Aim » Show every line below where "data" can be found.

[Start]

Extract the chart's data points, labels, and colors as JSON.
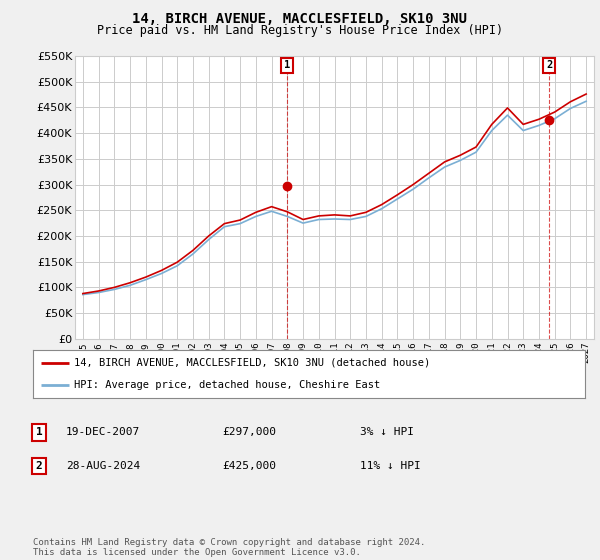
{
  "title": "14, BIRCH AVENUE, MACCLESFIELD, SK10 3NU",
  "subtitle": "Price paid vs. HM Land Registry's House Price Index (HPI)",
  "legend_line1": "14, BIRCH AVENUE, MACCLESFIELD, SK10 3NU (detached house)",
  "legend_line2": "HPI: Average price, detached house, Cheshire East",
  "annotation1_label": "1",
  "annotation1_date": "19-DEC-2007",
  "annotation1_price": "£297,000",
  "annotation1_hpi": "3% ↓ HPI",
  "annotation2_label": "2",
  "annotation2_date": "28-AUG-2024",
  "annotation2_price": "£425,000",
  "annotation2_hpi": "11% ↓ HPI",
  "footer": "Contains HM Land Registry data © Crown copyright and database right 2024.\nThis data is licensed under the Open Government Licence v3.0.",
  "price_color": "#cc0000",
  "hpi_color": "#7bafd4",
  "background_color": "#f0f0f0",
  "plot_background": "#ffffff",
  "grid_color": "#cccccc",
  "ylim": [
    0,
    550000
  ],
  "yticks": [
    0,
    50000,
    100000,
    150000,
    200000,
    250000,
    300000,
    350000,
    400000,
    450000,
    500000,
    550000
  ],
  "years_hpi": [
    1995,
    1996,
    1997,
    1998,
    1999,
    2000,
    2001,
    2002,
    2003,
    2004,
    2005,
    2006,
    2007,
    2008,
    2009,
    2010,
    2011,
    2012,
    2013,
    2014,
    2015,
    2016,
    2017,
    2018,
    2019,
    2020,
    2021,
    2022,
    2023,
    2024,
    2025,
    2026,
    2027
  ],
  "hpi_values": [
    86000,
    90000,
    96000,
    104000,
    115000,
    127000,
    142000,
    165000,
    193000,
    218000,
    224000,
    238000,
    248000,
    238000,
    225000,
    232000,
    233000,
    232000,
    238000,
    253000,
    272000,
    291000,
    313000,
    334000,
    347000,
    363000,
    405000,
    435000,
    405000,
    415000,
    428000,
    448000,
    462000
  ],
  "price_values": [
    88000,
    93000,
    100000,
    109000,
    120000,
    133000,
    149000,
    172000,
    200000,
    224000,
    231000,
    246000,
    257000,
    247000,
    232000,
    239000,
    241000,
    239000,
    246000,
    261000,
    280000,
    300000,
    322000,
    344000,
    357000,
    373000,
    417000,
    449000,
    417000,
    427000,
    441000,
    461000,
    476000
  ],
  "sale1_x": 2007.97,
  "sale1_y": 297000,
  "sale2_x": 2024.65,
  "sale2_y": 425000,
  "xtick_years": [
    1995,
    1996,
    1997,
    1998,
    1999,
    2000,
    2001,
    2002,
    2003,
    2004,
    2005,
    2006,
    2007,
    2008,
    2009,
    2010,
    2011,
    2012,
    2013,
    2014,
    2015,
    2016,
    2017,
    2018,
    2019,
    2020,
    2021,
    2022,
    2023,
    2024,
    2025,
    2026,
    2027
  ]
}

[End]

Answer in full »
Extract the chart's data points, labels, and colors as JSON.
  "footer": "Contains HM Land Registry data © Crown copyright and database right 2024.\nThis data is licensed under the Open Government Licence v3.0.",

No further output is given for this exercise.